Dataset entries
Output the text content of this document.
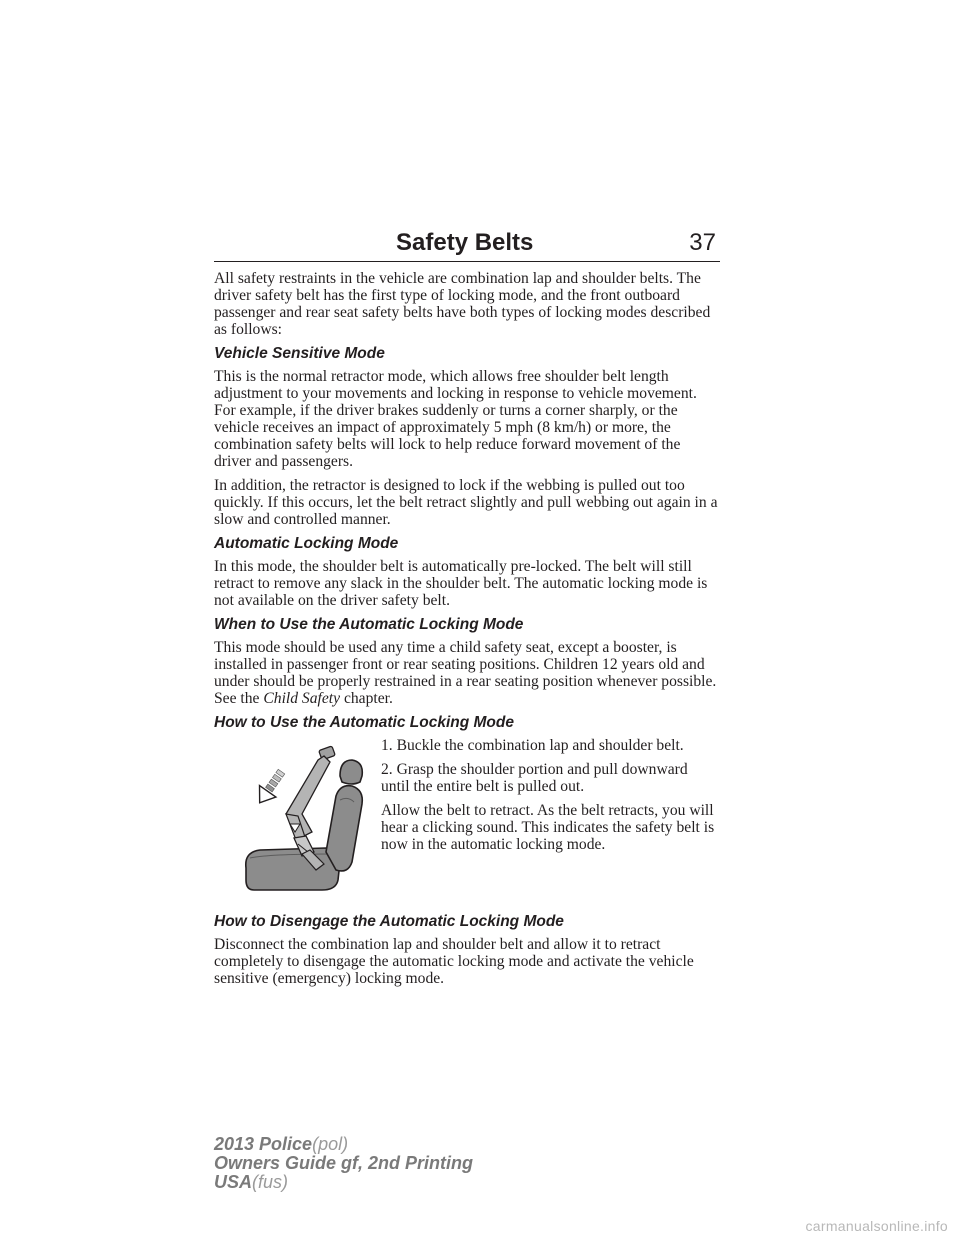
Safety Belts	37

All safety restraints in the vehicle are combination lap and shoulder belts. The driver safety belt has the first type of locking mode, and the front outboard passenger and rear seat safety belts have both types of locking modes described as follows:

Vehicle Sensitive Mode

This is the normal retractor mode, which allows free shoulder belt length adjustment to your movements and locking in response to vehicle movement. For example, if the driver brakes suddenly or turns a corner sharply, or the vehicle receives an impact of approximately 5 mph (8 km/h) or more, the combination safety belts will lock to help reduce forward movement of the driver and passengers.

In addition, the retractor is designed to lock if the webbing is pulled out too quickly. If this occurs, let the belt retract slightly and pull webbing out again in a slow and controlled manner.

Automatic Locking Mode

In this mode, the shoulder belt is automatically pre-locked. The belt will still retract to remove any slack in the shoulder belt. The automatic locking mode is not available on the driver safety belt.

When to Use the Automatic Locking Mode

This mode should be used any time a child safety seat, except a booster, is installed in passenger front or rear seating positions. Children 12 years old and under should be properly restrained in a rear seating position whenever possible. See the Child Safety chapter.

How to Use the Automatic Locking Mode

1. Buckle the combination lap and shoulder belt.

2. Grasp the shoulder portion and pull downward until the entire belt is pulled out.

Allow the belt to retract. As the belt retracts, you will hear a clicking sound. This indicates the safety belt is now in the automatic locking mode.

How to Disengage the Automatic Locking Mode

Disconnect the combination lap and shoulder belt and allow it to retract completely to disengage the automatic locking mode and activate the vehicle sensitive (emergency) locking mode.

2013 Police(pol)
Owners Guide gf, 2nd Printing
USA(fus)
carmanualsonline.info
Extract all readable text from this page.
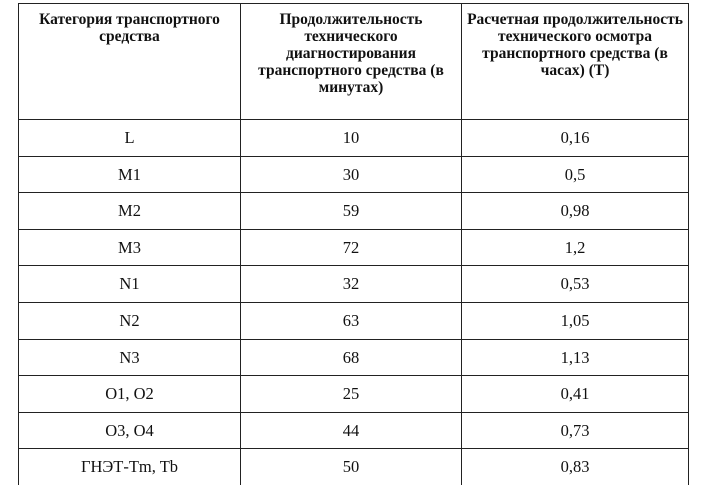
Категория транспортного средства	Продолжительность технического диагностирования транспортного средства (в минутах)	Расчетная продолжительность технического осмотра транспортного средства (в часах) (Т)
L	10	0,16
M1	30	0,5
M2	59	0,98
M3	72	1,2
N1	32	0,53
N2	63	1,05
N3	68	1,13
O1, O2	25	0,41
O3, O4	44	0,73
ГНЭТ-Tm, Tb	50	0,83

==

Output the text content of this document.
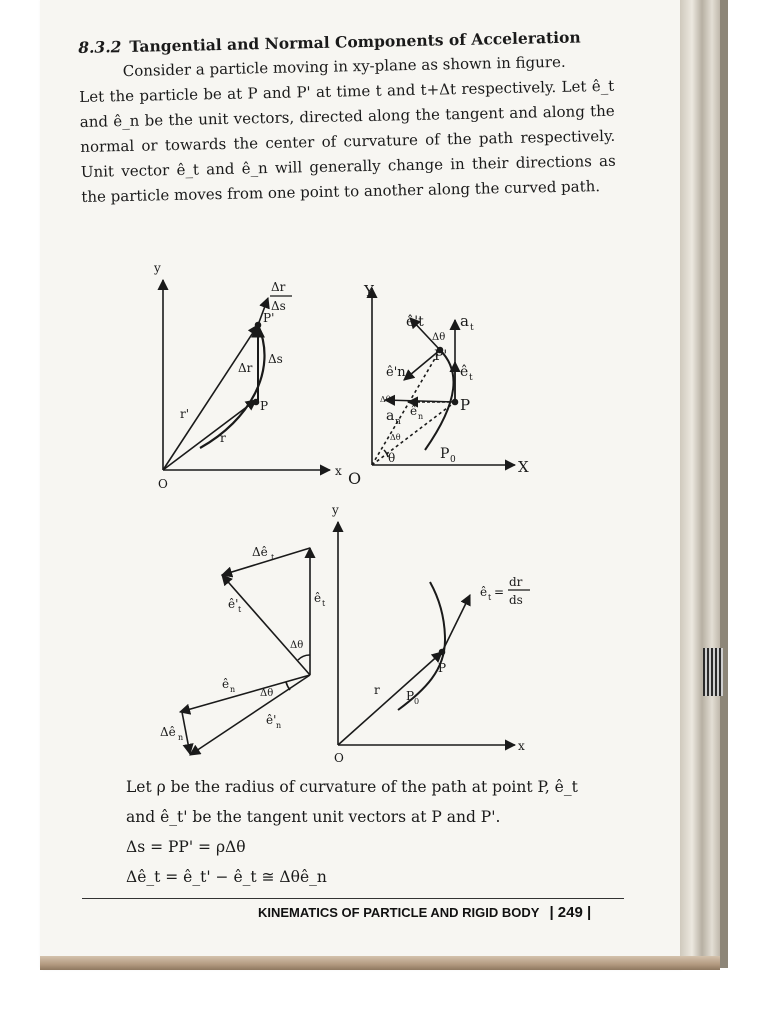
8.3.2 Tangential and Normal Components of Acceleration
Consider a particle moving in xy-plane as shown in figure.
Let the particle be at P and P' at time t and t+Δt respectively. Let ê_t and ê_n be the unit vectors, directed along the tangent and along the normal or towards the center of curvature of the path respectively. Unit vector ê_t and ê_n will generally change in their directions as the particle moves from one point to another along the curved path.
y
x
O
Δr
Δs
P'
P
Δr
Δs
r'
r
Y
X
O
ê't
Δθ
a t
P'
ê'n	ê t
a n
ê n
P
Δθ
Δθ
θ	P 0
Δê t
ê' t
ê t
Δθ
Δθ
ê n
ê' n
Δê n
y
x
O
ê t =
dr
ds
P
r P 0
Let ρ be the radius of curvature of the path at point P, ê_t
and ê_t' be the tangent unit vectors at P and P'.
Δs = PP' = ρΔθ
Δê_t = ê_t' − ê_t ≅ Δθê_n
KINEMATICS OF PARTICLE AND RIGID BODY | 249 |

---

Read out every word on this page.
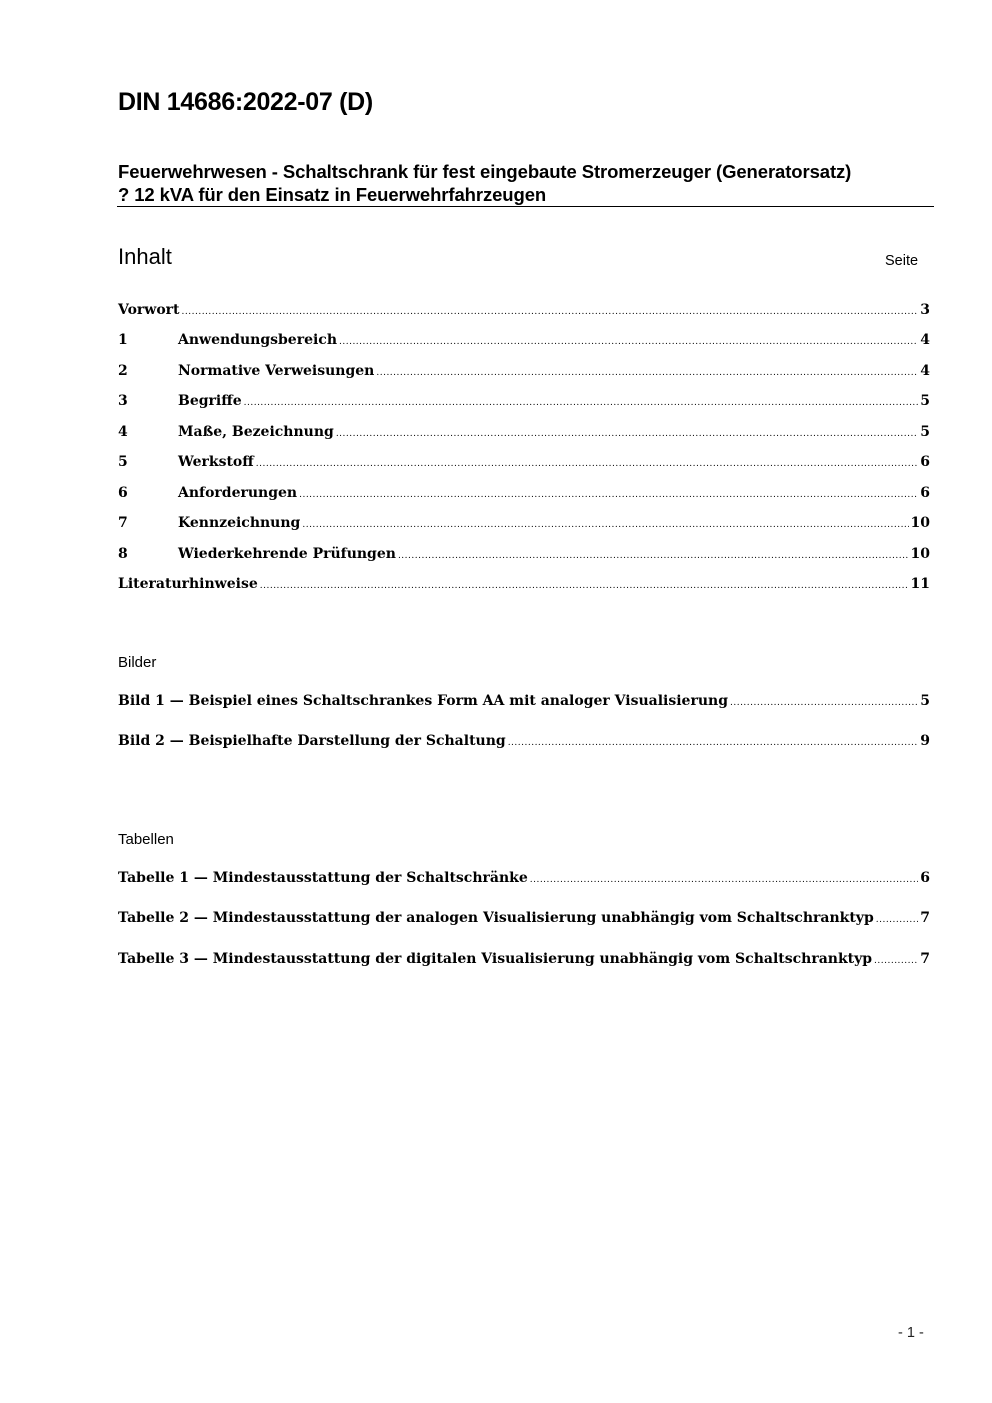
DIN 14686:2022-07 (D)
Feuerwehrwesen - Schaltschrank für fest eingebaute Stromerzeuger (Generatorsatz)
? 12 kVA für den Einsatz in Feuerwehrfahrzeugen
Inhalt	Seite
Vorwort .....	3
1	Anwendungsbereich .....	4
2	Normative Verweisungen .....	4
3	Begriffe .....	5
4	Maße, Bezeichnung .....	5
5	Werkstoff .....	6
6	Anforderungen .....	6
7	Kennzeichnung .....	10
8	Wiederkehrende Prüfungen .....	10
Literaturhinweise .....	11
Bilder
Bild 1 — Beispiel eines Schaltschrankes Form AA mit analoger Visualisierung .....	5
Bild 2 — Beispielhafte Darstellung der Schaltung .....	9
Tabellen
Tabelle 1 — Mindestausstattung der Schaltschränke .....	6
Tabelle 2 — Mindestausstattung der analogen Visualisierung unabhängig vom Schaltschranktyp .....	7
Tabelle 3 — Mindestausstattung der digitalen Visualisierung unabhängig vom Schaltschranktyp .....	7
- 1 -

## To do:
From the data above, count the lines where "page" occurs and give that figure and nothing else.

## Answer:
2